### Data entries

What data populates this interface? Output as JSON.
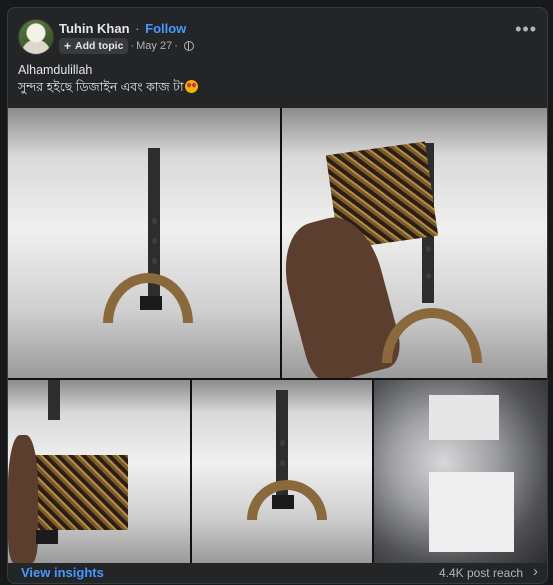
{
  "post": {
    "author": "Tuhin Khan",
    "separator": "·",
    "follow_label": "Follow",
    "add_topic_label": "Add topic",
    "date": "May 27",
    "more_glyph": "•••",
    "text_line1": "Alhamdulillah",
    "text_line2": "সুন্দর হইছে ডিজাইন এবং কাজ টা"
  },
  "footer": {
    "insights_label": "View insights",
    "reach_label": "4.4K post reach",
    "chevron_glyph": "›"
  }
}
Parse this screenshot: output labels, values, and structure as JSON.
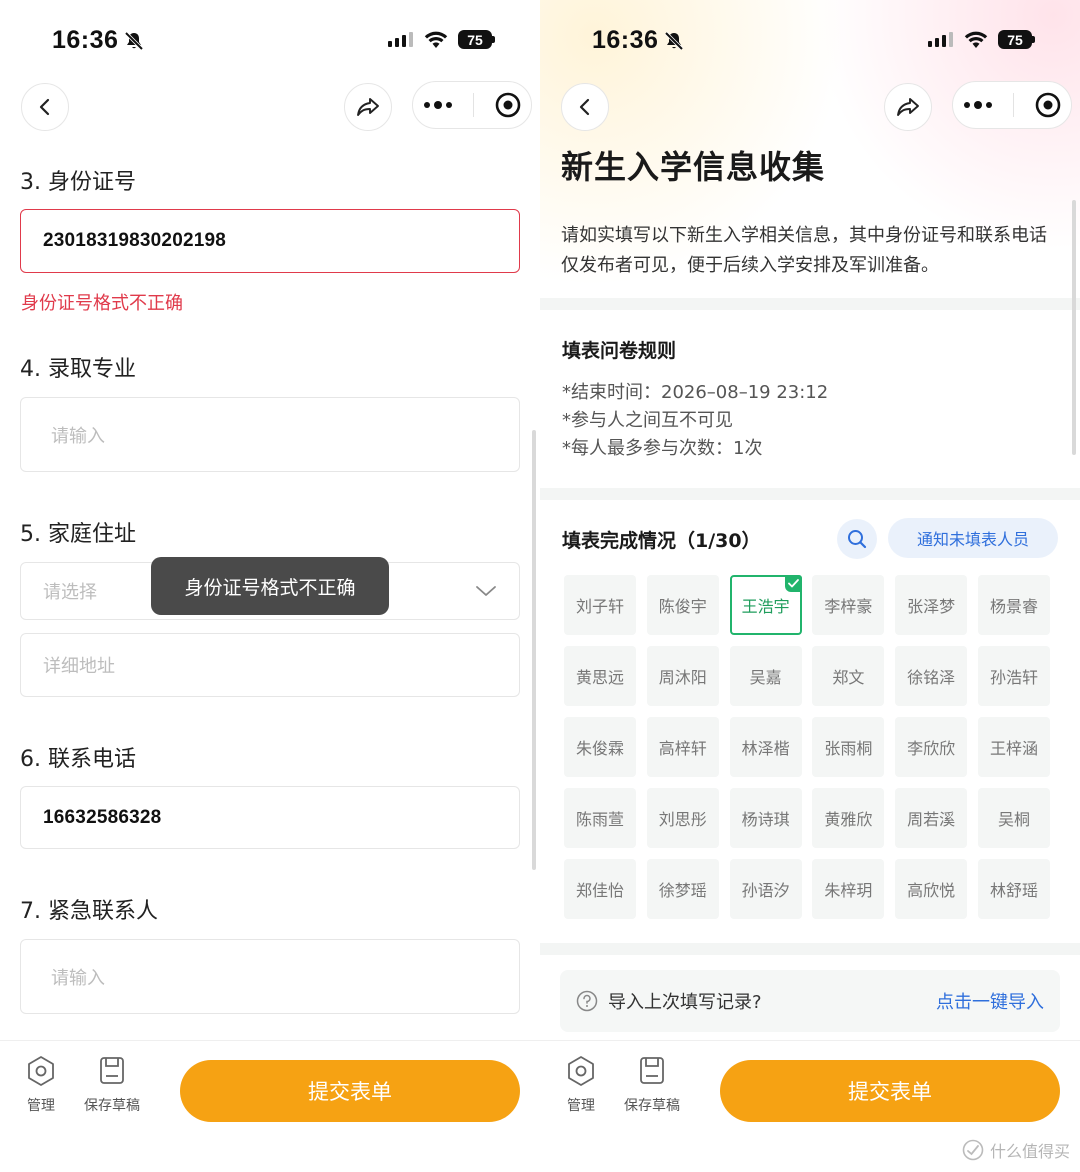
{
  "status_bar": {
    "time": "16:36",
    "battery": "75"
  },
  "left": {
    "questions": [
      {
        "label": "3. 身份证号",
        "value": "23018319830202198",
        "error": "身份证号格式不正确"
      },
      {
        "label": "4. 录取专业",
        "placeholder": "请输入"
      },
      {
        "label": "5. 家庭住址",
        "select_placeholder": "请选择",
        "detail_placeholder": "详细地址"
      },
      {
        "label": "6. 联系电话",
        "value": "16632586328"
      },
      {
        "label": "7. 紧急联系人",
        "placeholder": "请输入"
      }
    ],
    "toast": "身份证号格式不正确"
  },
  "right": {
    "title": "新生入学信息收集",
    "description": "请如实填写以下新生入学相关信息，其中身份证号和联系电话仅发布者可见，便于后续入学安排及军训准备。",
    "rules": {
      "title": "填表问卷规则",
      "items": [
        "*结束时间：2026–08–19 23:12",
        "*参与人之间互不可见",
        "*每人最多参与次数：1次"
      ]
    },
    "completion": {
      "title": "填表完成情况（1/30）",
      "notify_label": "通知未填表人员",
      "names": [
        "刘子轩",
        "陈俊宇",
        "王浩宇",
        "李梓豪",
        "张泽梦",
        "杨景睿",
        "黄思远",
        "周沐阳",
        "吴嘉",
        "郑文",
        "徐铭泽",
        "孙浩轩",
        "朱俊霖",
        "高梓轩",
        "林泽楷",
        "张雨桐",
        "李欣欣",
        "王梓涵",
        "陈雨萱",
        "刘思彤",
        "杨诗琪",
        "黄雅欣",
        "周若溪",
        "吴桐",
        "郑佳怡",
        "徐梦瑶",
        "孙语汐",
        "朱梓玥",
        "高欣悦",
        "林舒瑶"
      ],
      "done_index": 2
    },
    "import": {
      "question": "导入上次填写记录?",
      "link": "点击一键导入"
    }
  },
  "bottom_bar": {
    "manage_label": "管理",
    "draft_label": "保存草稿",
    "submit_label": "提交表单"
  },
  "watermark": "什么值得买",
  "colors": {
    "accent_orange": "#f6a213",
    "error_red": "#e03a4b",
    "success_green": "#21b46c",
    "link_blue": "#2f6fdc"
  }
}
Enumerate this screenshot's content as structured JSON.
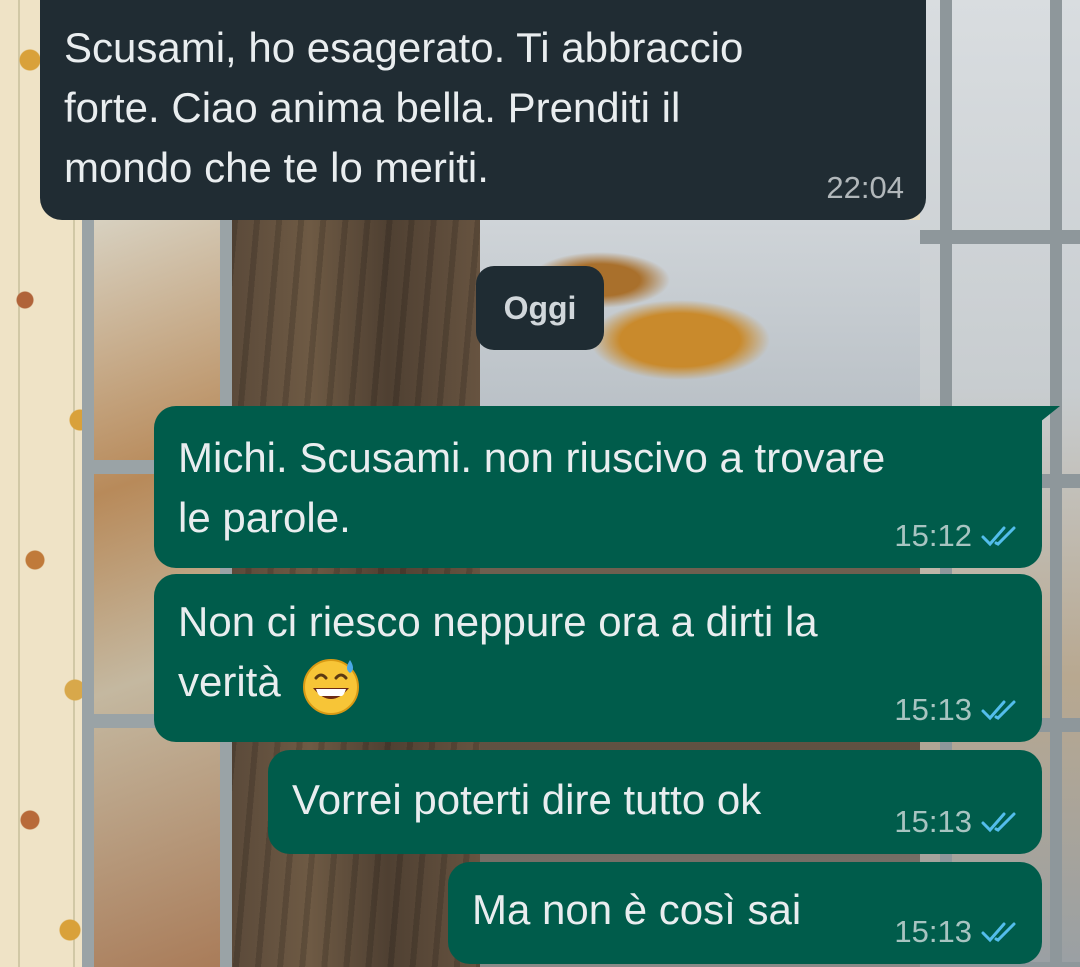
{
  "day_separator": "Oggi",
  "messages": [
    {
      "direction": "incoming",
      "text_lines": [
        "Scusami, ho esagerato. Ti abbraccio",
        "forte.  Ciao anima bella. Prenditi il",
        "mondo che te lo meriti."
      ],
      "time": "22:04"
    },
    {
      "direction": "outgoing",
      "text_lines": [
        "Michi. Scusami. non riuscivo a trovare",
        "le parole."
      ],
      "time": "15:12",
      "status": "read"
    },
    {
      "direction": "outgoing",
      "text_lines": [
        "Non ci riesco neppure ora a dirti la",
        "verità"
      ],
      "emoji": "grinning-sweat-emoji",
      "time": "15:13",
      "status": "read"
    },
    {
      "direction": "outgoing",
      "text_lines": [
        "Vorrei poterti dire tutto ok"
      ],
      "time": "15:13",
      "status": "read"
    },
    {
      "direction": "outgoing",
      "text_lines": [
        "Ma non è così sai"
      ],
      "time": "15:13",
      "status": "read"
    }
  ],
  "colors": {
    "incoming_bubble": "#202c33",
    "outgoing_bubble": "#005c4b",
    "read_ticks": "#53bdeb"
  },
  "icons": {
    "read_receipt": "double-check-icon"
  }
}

### Instructions to follow
Leaving aside the images, write out the entries above word for word.

### Result of this exercise
What data populates this interface? Output as JSON.
{
  "post": {
    "author": "Tuhin Khan",
    "separator": "·",
    "follow_label": "Follow",
    "add_topic_label": "Add topic",
    "date": "May 27",
    "more_glyph": "•••",
    "text_line1": "Alhamdulillah",
    "text_line2": "সুন্দর হইছে ডিজাইন এবং কাজ টা"
  },
  "footer": {
    "insights_label": "View insights",
    "reach_label": "4.4K post reach",
    "chevron_glyph": "›"
  }
}
Parse this screenshot: output labels, values, and structure as JSON.
{
  "status_bar": {
    "time": "16:36",
    "battery": "75"
  },
  "left": {
    "questions": [
      {
        "label": "3. 身份证号",
        "value": "23018319830202198",
        "error": "身份证号格式不正确"
      },
      {
        "label": "4. 录取专业",
        "placeholder": "请输入"
      },
      {
        "label": "5. 家庭住址",
        "select_placeholder": "请选择",
        "detail_placeholder": "详细地址"
      },
      {
        "label": "6. 联系电话",
        "value": "16632586328"
      },
      {
        "label": "7. 紧急联系人",
        "placeholder": "请输入"
      }
    ],
    "toast": "身份证号格式不正确"
  },
  "right": {
    "title": "新生入学信息收集",
    "description": "请如实填写以下新生入学相关信息，其中身份证号和联系电话仅发布者可见，便于后续入学安排及军训准备。",
    "rules": {
      "title": "填表问卷规则",
      "items": [
        "*结束时间：2026–08–19 23:12",
        "*参与人之间互不可见",
        "*每人最多参与次数：1次"
      ]
    },
    "completion": {
      "title": "填表完成情况（1/30）",
      "notify_label": "通知未填表人员",
      "names": [
        "刘子轩",
        "陈俊宇",
        "王浩宇",
        "李梓豪",
        "张泽梦",
        "杨景睿",
        "黄思远",
        "周沐阳",
        "吴嘉",
        "郑文",
        "徐铭泽",
        "孙浩轩",
        "朱俊霖",
        "高梓轩",
        "林泽楷",
        "张雨桐",
        "李欣欣",
        "王梓涵",
        "陈雨萱",
        "刘思彤",
        "杨诗琪",
        "黄雅欣",
        "周若溪",
        "吴桐",
        "郑佳怡",
        "徐梦瑶",
        "孙语汐",
        "朱梓玥",
        "高欣悦",
        "林舒瑶"
      ],
      "done_index": 2
    },
    "import": {
      "question": "导入上次填写记录?",
      "link": "点击一键导入"
    }
  },
  "bottom_bar": {
    "manage_label": "管理",
    "draft_label": "保存草稿",
    "submit_label": "提交表单"
  },
  "watermark": "什么值得买",
  "colors": {
    "accent_orange": "#f6a213",
    "error_red": "#e03a4b",
    "success_green": "#21b46c",
    "link_blue": "#2f6fdc"
  }
}
Enumerate this screenshot's content as structured JSON.
{
  "day_separator": "Oggi",
  "messages": [
    {
      "direction": "incoming",
      "text_lines": [
        "Scusami, ho esagerato. Ti abbraccio",
        "forte.  Ciao anima bella. Prenditi il",
        "mondo che te lo meriti."
      ],
      "time": "22:04"
    },
    {
      "direction": "outgoing",
      "text_lines": [
        "Michi. Scusami. non riuscivo a trovare",
        "le parole."
      ],
      "time": "15:12",
      "status": "read"
    },
    {
      "direction": "outgoing",
      "text_lines": [
        "Non ci riesco neppure ora a dirti la",
        "verità"
      ],
      "emoji": "grinning-sweat-emoji",
      "time": "15:13",
      "status": "read"
    },
    {
      "direction": "outgoing",
      "text_lines": [
        "Vorrei poterti dire tutto ok"
      ],
      "time": "15:13",
      "status": "read"
    },
    {
      "direction": "outgoing",
      "text_lines": [
        "Ma non è così sai"
      ],
      "time": "15:13",
      "status": "read"
    }
  ],
  "colors": {
    "incoming_bubble": "#202c33",
    "outgoing_bubble": "#005c4b",
    "read_ticks": "#53bdeb"
  },
  "icons": {
    "read_receipt": "double-check-icon"
  }
}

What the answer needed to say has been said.